(Dataset records)

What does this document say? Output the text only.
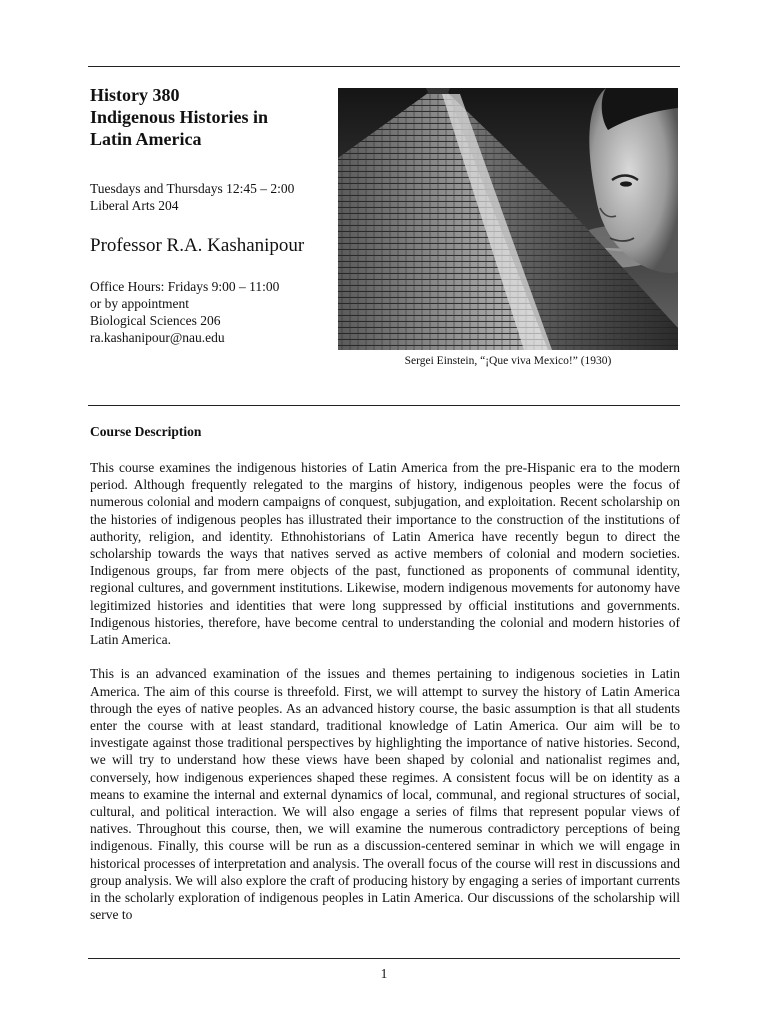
History 380

Indigenous Histories in

Latin America

Tuesdays and Thursdays 12:45 – 2:00
Liberal Arts 204
Professor R.A. Kashanipour
Office Hours: Fridays 9:00 – 11:00
or by appointment
Biological Sciences 206
ra.kashanipour@nau.edu
Sergei Einstein, “¡Que viva Mexico!” (1930)
Course Description

This course examines the indigenous histories of Latin America from the pre-Hispanic era to the modern period. Although frequently relegated to the margins of history, indigenous peoples were the focus of numerous colonial and modern campaigns of conquest, subjugation, and exploitation. Recent scholarship on the histories of indigenous peoples has illustrated their importance to the construction of the institutions of authority, religion, and identity. Ethnohistorians of Latin America have recently begun to direct the scholarship towards the ways that natives served as active members of colonial and modern societies. Indigenous groups, far from mere objects of the past, functioned as proponents of communal identity, regional cultures, and government institutions. Likewise, modern indigenous movements for autonomy have legitimized histories and identities that were long suppressed by official institutions and governments. Indigenous histories, therefore, have become central to understanding the colonial and modern histories of Latin America.

This is an advanced examination of the issues and themes pertaining to indigenous societies in Latin America. The aim of this course is threefold. First, we will attempt to survey the history of Latin America through the eyes of native peoples. As an advanced history course, the basic assumption is that all students enter the course with at least standard, traditional knowledge of Latin America. Our aim will be to investigate against those traditional perspectives by highlighting the importance of native histories. Second, we will try to understand how these views have been shaped by colonial and nationalist regimes and, conversely, how indigenous experiences shaped these regimes. A consistent focus will be on identity as a means to examine the internal and external dynamics of local, communal, and regional structures of social, cultural, and political interaction. We will also engage a series of films that represent popular views of natives. Throughout this course, then, we will examine the numerous contradictory perceptions of being indigenous. Finally, this course will be run as a discussion-centered seminar in which we will engage in historical processes of interpretation and analysis. The overall focus of the course will rest in discussions and group analysis. We will also explore the craft of producing history by engaging a series of important currents in the scholarly exploration of indigenous peoples in Latin America. Our discussions of the scholarship will serve to

1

To do.
Can the entries above be repeated exactly, without their pictures?

Full response.
What does this document say? Output the text only.
History 380

Indigenous Histories in

Latin America

Tuesdays and Thursdays 12:45 – 2:00
Liberal Arts 204
Professor R.A. Kashanipour
Office Hours: Fridays 9:00 – 11:00
or by appointment
Biological Sciences 206
ra.kashanipour@nau.edu
Sergei Einstein, “¡Que viva Mexico!” (1930)
Course Description

This course examines the indigenous histories of Latin America from the pre-Hispanic era to the modern period. Although frequently relegated to the margins of history, indigenous peoples were the focus of numerous colonial and modern campaigns of conquest, subjugation, and exploitation. Recent scholarship on the histories of indigenous peoples has illustrated their importance to the construction of the institutions of authority, religion, and identity. Ethnohistorians of Latin America have recently begun to direct the scholarship towards the ways that natives served as active members of colonial and modern societies. Indigenous groups, far from mere objects of the past, functioned as proponents of communal identity, regional cultures, and government institutions. Likewise, modern indigenous movements for autonomy have legitimized histories and identities that were long suppressed by official institutions and governments. Indigenous histories, therefore, have become central to understanding the colonial and modern histories of Latin America.

This is an advanced examination of the issues and themes pertaining to indigenous societies in Latin America. The aim of this course is threefold. First, we will attempt to survey the history of Latin America through the eyes of native peoples. As an advanced history course, the basic assumption is that all students enter the course with at least standard, traditional knowledge of Latin America. Our aim will be to investigate against those traditional perspectives by highlighting the importance of native histories. Second, we will try to understand how these views have been shaped by colonial and nationalist regimes and, conversely, how indigenous experiences shaped these regimes. A consistent focus will be on identity as a means to examine the internal and external dynamics of local, communal, and regional structures of social, cultural, and political interaction. We will also engage a series of films that represent popular views of natives. Throughout this course, then, we will examine the numerous contradictory perceptions of being indigenous. Finally, this course will be run as a discussion-centered seminar in which we will engage in historical processes of interpretation and analysis. The overall focus of the course will rest in discussions and group analysis. We will also explore the craft of producing history by engaging a series of important currents in the scholarly exploration of indigenous peoples in Latin America. Our discussions of the scholarship will serve to

1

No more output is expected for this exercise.